--- START Source ---
#server-api #net-cdf #scientific-data #visualization #server

bin+lib rossby

A blazingly fast, in-memory, NetCDF-to-API server

2 releases

0.0.2 Jun 25, 2025
0.0.1 Jun 19, 2025

#589 in HTTP server

MIT/Apache

305KB
6K SLoC

Rossby: The Instant Spatio-Temporal Database

CI Crates.io License: MIT OR Apache-2.0

NOTE: Rossby is currently in early development (v0.0.1). The API may change in future releases.

rossby is a blazingly fast, in-memory, NetCDF-to-API server written in Rust.

Instantly serve massive NetCDF datasets as a high-performance HTTP API for point queries and image rendering, with zero data configuration.

Vision

Scientific data is often locked away in static files like NetCDF. rossby liberates this data by providing a simple command-line tool to load a file directly into memory and serve it via a simple, powerful API. It's designed for scientists, engineers, and anyone who needs to interact with spatio-temporal grid data dynamically without the overhead of setting up a traditional database.

Features

  • In-Memory Performance: Loads the entire dataset into RAM for microsecond-level query latency.
  • NetCDF Native: Directly reads .nc files without any preprocessing or import steps.
  • Zero Data-Config: All metadata (variables, dimensions, coordinates) is automatically inferred from the NetCDF file.
  • High-Performance API: Built with Rust, Axum, and Tokio for incredible speed and concurrency.
  • On-the-fly Interpolation: Point queries are not limited to the grid; rossby provides interpolated values for any coordinate.
  • Dynamic Image Generation: Instantly render data slices as PNG or JPEG images for quick visualization.
  • Flexible Server Configuration: Configure your server via command-line arguments, environment variables, or a JSON file, inspired by uwsgi.
  • Server Monitoring: Built-in /heartbeat endpoint provides comprehensive server status, including memory usage and uptime.
  • Service Discovery Ready: Support for service registration and discovery to enable scalable multi-server deployments.
--- END Source ---
**Challenges:**
A - From the Rossby overview, quote the passage from "Rossby: The Instant" to "zero data configuration.".
B - According to the Rossby overview, in which image formats can data slices be rendered?
--- START Entries shown ---
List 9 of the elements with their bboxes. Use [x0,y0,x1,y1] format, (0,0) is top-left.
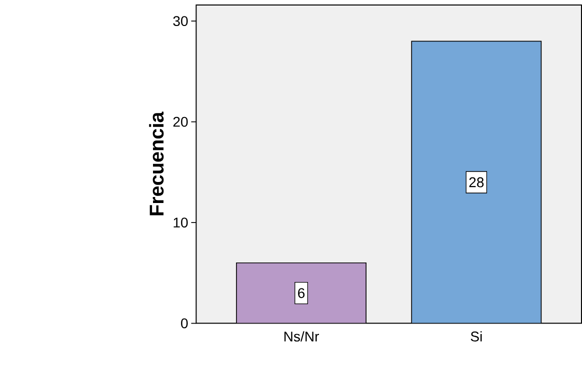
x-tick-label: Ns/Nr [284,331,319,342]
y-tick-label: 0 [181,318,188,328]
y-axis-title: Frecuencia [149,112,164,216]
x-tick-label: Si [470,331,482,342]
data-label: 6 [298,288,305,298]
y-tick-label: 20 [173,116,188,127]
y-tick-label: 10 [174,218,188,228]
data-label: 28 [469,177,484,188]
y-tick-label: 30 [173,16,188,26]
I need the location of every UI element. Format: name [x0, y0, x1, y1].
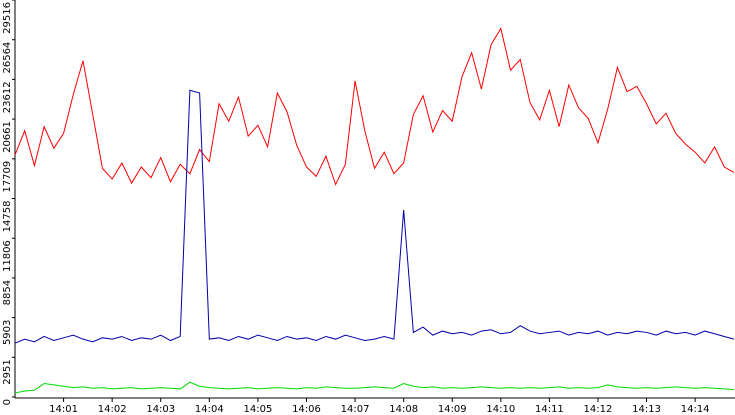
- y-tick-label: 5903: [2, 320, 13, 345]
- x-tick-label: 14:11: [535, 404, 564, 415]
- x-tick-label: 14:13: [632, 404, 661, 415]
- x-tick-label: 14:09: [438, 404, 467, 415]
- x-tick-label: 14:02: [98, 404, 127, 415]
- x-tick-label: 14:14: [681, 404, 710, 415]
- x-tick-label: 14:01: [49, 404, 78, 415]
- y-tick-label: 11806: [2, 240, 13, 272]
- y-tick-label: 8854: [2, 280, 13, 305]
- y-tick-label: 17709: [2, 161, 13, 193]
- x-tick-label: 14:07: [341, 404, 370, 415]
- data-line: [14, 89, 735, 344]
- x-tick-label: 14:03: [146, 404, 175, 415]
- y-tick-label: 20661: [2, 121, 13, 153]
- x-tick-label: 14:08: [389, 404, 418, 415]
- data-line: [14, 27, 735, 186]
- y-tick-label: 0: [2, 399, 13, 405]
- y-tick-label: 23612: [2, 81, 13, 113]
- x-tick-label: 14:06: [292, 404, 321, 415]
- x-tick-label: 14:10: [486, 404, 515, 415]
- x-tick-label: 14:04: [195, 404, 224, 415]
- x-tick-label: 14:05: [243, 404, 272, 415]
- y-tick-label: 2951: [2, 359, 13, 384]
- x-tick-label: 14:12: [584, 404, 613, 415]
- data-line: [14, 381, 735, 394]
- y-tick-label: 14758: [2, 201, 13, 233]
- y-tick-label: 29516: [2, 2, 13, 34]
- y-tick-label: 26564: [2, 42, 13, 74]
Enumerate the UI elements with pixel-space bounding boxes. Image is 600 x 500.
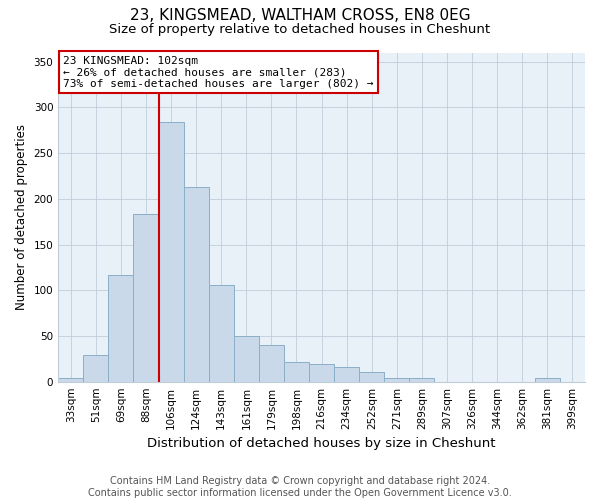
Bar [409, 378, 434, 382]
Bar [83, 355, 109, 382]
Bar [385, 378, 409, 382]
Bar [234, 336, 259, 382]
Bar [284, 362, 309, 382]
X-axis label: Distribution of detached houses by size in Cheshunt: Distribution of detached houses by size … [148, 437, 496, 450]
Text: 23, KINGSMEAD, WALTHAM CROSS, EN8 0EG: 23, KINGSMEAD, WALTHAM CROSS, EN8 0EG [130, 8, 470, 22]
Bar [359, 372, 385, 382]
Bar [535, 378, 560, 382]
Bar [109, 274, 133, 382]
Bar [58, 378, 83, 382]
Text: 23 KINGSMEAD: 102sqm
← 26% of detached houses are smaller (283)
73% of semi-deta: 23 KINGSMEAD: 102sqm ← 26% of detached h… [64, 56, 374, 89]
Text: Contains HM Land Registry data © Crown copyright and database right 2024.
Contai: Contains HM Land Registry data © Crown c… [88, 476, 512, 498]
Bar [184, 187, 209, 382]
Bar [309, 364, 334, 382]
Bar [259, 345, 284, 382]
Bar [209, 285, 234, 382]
--- END Entries shown ---
**Solved tasks:**
A -
Rossby: The Instant Spatio-Temporal Database

CI Crates.io License: MIT OR Apache-2.0

NOTE: Rossby is currently in early development (v0.0.1). The API may change in future releases.

rossby is a blazingly fast, in-memory, NetCDF-to-API server written in Rust.

Instantly serve massive NetCDF datasets as a high-performance HTTP API for point queries and image rendering, with zero data configuration.

B - PNG or JPEG.